===== THE INPUT =====
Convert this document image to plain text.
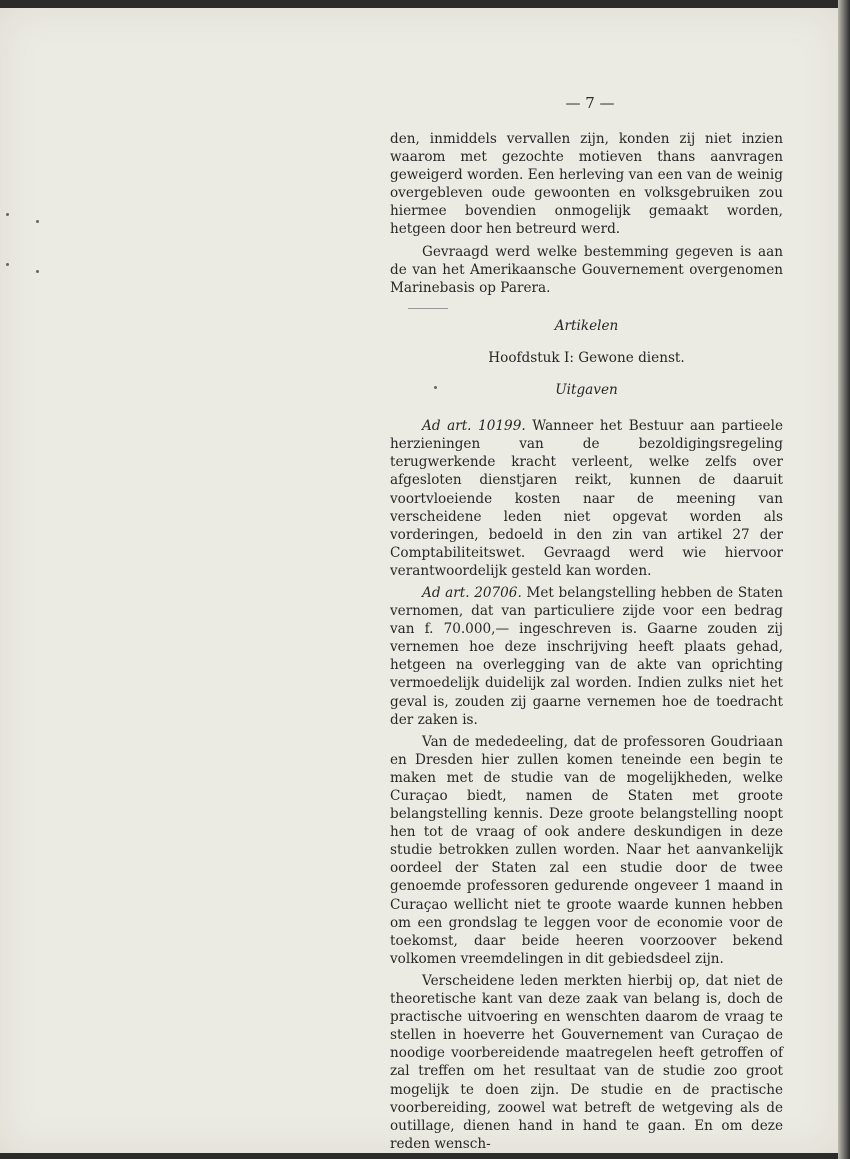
— 7 —

den, inmiddels vervallen zijn, konden zij niet inzien waarom met gezochte motieven thans aanvragen geweigerd worden. Een herleving van een van de weinig overgebleven oude gewoonten en volksgebruiken zou hiermee bovendien onmogelijk gemaakt worden, hetgeen door hen betreurd werd.

Gevraagd werd welke bestemming gegeven is aan de van het Amerikaansche Gouvernement overgenomen Marinebasis op Parera.

Artikelen

Hoofdstuk I: Gewone dienst.

Uitgaven

Ad art. 10199. Wanneer het Bestuur aan partieele herzieningen van de bezoldigingsregeling terugwerkende kracht verleent, welke zelfs over afgesloten dienstjaren reikt, kunnen de daaruit voortvloeiende kosten naar de meening van verscheidene leden niet opgevat worden als vorderingen, bedoeld in den zin van artikel 27 der Comptabiliteitswet. Gevraagd werd wie hiervoor verantwoordelijk gesteld kan worden.

Ad art. 20706. Met belangstelling hebben de Staten vernomen, dat van particuliere zijde voor een bedrag van f. 70.000,— ingeschreven is. Gaarne zouden zij vernemen hoe deze inschrijving heeft plaats gehad, hetgeen na overlegging van de akte van oprichting vermoedelijk duidelijk zal worden. Indien zulks niet het geval is, zouden zij gaarne vernemen hoe de toedracht der zaken is.

Van de mededeeling, dat de professoren Goudriaan en Dresden hier zullen komen teneinde een begin te maken met de studie van de mogelijkheden, welke Curaçao biedt, namen de Staten met groote belangstelling kennis. Deze groote belangstelling noopt hen tot de vraag of ook andere deskundigen in deze studie betrokken zullen worden. Naar het aanvankelijk oordeel der Staten zal een studie door de twee genoemde professoren gedurende ongeveer 1 maand in Curaçao wellicht niet te groote waarde kunnen hebben om een grondslag te leggen voor de economie voor de toekomst, daar beide heeren voorzoover bekend volkomen vreemdelingen in dit gebiedsdeel zijn.

Verscheidene leden merkten hierbij op, dat niet de theoretische kant van deze zaak van belang is, doch de practische uitvoering en wenschten daarom de vraag te stellen in hoeverre het Gouvernement van Curaçao de noodige voorbereidende maatregelen heeft getroffen of zal treffen om het resultaat van de studie zoo groot mogelijk te doen zijn. De studie en de practische voorbereiding, zoowel wat betreft de wetgeving als de outillage, dienen hand in hand te gaan. En om deze reden wensch-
=====
» EXERCISE AIM
Read the data above. Pull out each line in which the string "Gevraagd" appears.

» WORKED SOLUTION
Gevraagd werd welke bestemming gegeven is aan de van het Amerikaansche Gouvernement overgenomen Marinebasis op Parera.
Ad art. 10199. Wanneer het Bestuur aan partieele herzieningen van de bezoldigingsregeling terugwerkende kracht verleent, welke zelfs over afgesloten dienstjaren reikt, kunnen de daaruit voortvloeiende kosten naar de meening van verscheidene leden niet opgevat worden als vorderingen, bedoeld in den zin van artikel 27 der Comptabiliteitswet. Gevraagd werd wie hiervoor verantwoordelijk gesteld kan worden.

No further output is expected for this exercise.